**Set exercise**
What follows is a set of records, each of which is to be written out exactly.

**Task input**
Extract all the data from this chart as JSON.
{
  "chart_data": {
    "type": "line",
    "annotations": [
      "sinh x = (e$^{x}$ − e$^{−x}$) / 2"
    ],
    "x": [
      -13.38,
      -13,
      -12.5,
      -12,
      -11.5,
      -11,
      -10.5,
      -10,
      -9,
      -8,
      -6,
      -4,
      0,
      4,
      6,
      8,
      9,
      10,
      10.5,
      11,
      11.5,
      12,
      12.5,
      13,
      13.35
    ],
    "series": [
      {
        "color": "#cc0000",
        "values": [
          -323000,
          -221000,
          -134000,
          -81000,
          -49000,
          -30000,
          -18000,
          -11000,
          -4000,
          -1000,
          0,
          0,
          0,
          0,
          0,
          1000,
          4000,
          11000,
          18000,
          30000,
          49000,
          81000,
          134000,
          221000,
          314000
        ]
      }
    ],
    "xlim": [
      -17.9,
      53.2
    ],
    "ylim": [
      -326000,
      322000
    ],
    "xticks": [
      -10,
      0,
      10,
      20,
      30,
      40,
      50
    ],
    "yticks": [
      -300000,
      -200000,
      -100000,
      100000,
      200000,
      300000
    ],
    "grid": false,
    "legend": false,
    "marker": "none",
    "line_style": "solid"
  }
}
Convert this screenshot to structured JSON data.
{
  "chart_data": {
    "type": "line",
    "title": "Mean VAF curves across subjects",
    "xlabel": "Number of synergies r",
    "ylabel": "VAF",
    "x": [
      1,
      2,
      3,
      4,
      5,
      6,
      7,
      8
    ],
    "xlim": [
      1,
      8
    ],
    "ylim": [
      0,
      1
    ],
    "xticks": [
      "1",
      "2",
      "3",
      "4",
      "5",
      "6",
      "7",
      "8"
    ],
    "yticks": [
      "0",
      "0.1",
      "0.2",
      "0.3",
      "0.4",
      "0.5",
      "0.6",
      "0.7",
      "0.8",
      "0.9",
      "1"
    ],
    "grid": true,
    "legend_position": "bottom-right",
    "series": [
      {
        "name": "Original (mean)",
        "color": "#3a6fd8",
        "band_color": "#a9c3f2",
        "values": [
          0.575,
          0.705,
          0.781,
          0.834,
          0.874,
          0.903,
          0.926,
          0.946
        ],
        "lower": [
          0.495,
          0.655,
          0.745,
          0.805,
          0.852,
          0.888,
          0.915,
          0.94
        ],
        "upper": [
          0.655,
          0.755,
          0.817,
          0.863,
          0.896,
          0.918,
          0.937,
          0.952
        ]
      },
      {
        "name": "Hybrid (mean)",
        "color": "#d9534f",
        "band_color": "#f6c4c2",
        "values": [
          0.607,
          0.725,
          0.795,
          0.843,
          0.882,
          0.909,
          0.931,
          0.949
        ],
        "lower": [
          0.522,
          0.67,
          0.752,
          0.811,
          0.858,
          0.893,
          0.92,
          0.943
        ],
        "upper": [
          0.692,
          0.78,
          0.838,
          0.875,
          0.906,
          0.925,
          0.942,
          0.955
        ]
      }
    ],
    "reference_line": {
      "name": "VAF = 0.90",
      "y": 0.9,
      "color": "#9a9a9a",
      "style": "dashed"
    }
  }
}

**Result of the task**
Extract all the data from this chart as JSON.
{
  "chart_data": {
    "type": "line",
    "annotations": [
      "sinh x = (e$^{x}$ − e$^{−x}$) / 2"
    ],
    "x": [
      -13.38,
      -13,
      -12.5,
      -12,
      -11.5,
      -11,
      -10.5,
      -10,
      -9,
      -8,
      -6,
      -4,
      0,
      4,
      6,
      8,
      9,
      10,
      10.5,
      11,
      11.5,
      12,
      12.5,
      13,
      13.35
    ],
    "series": [
      {
        "color": "#cc0000",
        "values": [
          -323000,
          -221000,
          -134000,
          -81000,
          -49000,
          -30000,
          -18000,
          -11000,
          -4000,
          -1000,
          0,
          0,
          0,
          0,
          0,
          1000,
          4000,
          11000,
          18000,
          30000,
          49000,
          81000,
          134000,
          221000,
          314000
        ]
      }
    ],
    "xlim": [
      -17.9,
      53.2
    ],
    "ylim": [
      -326000,
      322000
    ],
    "xticks": [
      -10,
      0,
      10,
      20,
      30,
      40,
      50
    ],
    "yticks": [
      -300000,
      -200000,
      -100000,
      100000,
      200000,
      300000
    ],
    "grid": false,
    "legend": false,
    "marker": "none",
    "line_style": "solid"
  }
}
Convert this screenshot to structured JSON data.
{
  "chart_data": {
    "type": "line",
    "title": "Mean VAF curves across subjects",
    "xlabel": "Number of synergies r",
    "ylabel": "VAF",
    "x": [
      1,
      2,
      3,
      4,
      5,
      6,
      7,
      8
    ],
    "xlim": [
      1,
      8
    ],
    "ylim": [
      0,
      1
    ],
    "xticks": [
      "1",
      "2",
      "3",
      "4",
      "5",
      "6",
      "7",
      "8"
    ],
    "yticks": [
      "0",
      "0.1",
      "0.2",
      "0.3",
      "0.4",
      "0.5",
      "0.6",
      "0.7",
      "0.8",
      "0.9",
      "1"
    ],
    "grid": true,
    "legend_position": "bottom-right",
    "series": [
      {
        "name": "Original (mean)",
        "color": "#3a6fd8",
        "band_color": "#a9c3f2",
        "values": [
          0.575,
          0.705,
          0.781,
          0.834,
          0.874,
          0.903,
          0.926,
          0.946
        ],
        "lower": [
          0.495,
          0.655,
          0.745,
          0.805,
          0.852,
          0.888,
          0.915,
          0.94
        ],
        "upper": [
          0.655,
          0.755,
          0.817,
          0.863,
          0.896,
          0.918,
          0.937,
          0.952
        ]
      },
      {
        "name": "Hybrid (mean)",
        "color": "#d9534f",
        "band_color": "#f6c4c2",
        "values": [
          0.607,
          0.725,
          0.795,
          0.843,
          0.882,
          0.909,
          0.931,
          0.949
        ],
        "lower": [
          0.522,
          0.67,
          0.752,
          0.811,
          0.858,
          0.893,
          0.92,
          0.943
        ],
        "upper": [
          0.692,
          0.78,
          0.838,
          0.875,
          0.906,
          0.925,
          0.942,
          0.955
        ]
      }
    ],
    "reference_line": {
      "name": "VAF = 0.90",
      "y": 0.9,
      "color": "#9a9a9a",
      "style": "dashed"
    }
  }
}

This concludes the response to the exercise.